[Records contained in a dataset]
^^^^
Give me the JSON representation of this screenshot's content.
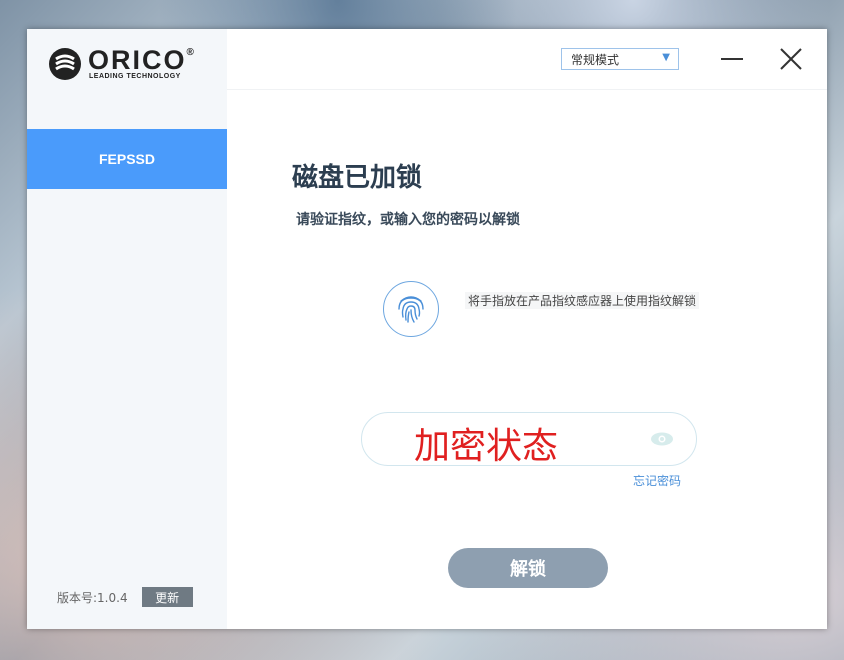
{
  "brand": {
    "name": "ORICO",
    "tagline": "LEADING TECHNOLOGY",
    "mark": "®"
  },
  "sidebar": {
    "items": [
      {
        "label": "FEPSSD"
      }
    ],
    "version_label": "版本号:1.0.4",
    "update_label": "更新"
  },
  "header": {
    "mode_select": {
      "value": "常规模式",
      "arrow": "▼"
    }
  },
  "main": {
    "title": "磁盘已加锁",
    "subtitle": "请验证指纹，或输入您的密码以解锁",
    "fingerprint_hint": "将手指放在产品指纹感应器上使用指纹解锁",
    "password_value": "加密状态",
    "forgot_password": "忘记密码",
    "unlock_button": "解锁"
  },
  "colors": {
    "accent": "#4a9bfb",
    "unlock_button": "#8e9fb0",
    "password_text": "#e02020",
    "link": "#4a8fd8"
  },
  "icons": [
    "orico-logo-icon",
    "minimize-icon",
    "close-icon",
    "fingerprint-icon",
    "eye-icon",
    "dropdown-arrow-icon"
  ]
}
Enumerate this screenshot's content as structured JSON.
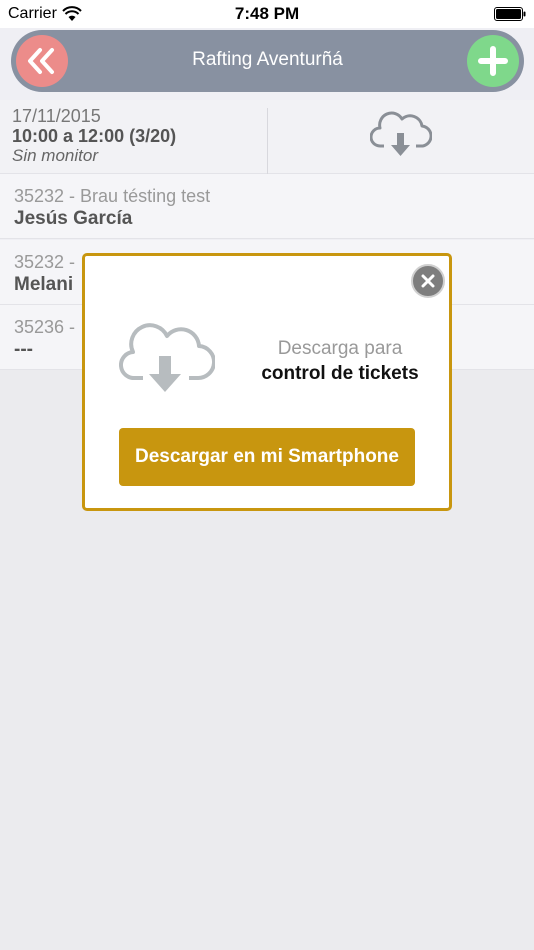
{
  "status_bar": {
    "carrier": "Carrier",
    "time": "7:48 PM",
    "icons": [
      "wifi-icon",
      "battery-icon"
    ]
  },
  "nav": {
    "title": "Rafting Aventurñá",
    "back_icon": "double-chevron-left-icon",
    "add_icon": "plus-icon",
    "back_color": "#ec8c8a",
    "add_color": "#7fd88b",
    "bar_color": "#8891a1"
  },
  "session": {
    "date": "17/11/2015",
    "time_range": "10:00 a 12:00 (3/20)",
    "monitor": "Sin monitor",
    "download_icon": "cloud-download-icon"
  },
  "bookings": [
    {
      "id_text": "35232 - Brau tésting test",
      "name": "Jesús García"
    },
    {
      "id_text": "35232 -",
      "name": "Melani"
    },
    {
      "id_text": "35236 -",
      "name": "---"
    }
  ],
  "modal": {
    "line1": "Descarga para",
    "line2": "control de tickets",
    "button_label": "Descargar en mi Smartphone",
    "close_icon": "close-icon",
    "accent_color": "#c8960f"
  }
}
^^^^
Objective
Will you restate every entry word for word and omit the images?

Written response
Give me the JSON representation of this screenshot's content.
{
  "brand": {
    "name": "ORICO",
    "tagline": "LEADING TECHNOLOGY",
    "mark": "®"
  },
  "sidebar": {
    "items": [
      {
        "label": "FEPSSD"
      }
    ],
    "version_label": "版本号:1.0.4",
    "update_label": "更新"
  },
  "header": {
    "mode_select": {
      "value": "常规模式",
      "arrow": "▼"
    }
  },
  "main": {
    "title": "磁盘已加锁",
    "subtitle": "请验证指纹，或输入您的密码以解锁",
    "fingerprint_hint": "将手指放在产品指纹感应器上使用指纹解锁",
    "password_value": "加密状态",
    "forgot_password": "忘记密码",
    "unlock_button": "解锁"
  },
  "colors": {
    "accent": "#4a9bfb",
    "unlock_button": "#8e9fb0",
    "password_text": "#e02020",
    "link": "#4a8fd8"
  },
  "icons": [
    "orico-logo-icon",
    "minimize-icon",
    "close-icon",
    "fingerprint-icon",
    "eye-icon",
    "dropdown-arrow-icon"
  ]
}
Enumerate this screenshot's content as structured JSON.
{
  "status_bar": {
    "carrier": "Carrier",
    "time": "7:48 PM",
    "icons": [
      "wifi-icon",
      "battery-icon"
    ]
  },
  "nav": {
    "title": "Rafting Aventurñá",
    "back_icon": "double-chevron-left-icon",
    "add_icon": "plus-icon",
    "back_color": "#ec8c8a",
    "add_color": "#7fd88b",
    "bar_color": "#8891a1"
  },
  "session": {
    "date": "17/11/2015",
    "time_range": "10:00 a 12:00 (3/20)",
    "monitor": "Sin monitor",
    "download_icon": "cloud-download-icon"
  },
  "bookings": [
    {
      "id_text": "35232 - Brau tésting test",
      "name": "Jesús García"
    },
    {
      "id_text": "35232 -",
      "name": "Melani"
    },
    {
      "id_text": "35236 -",
      "name": "---"
    }
  ],
  "modal": {
    "line1": "Descarga para",
    "line2": "control de tickets",
    "button_label": "Descargar en mi Smartphone",
    "close_icon": "close-icon",
    "accent_color": "#c8960f"
  }
}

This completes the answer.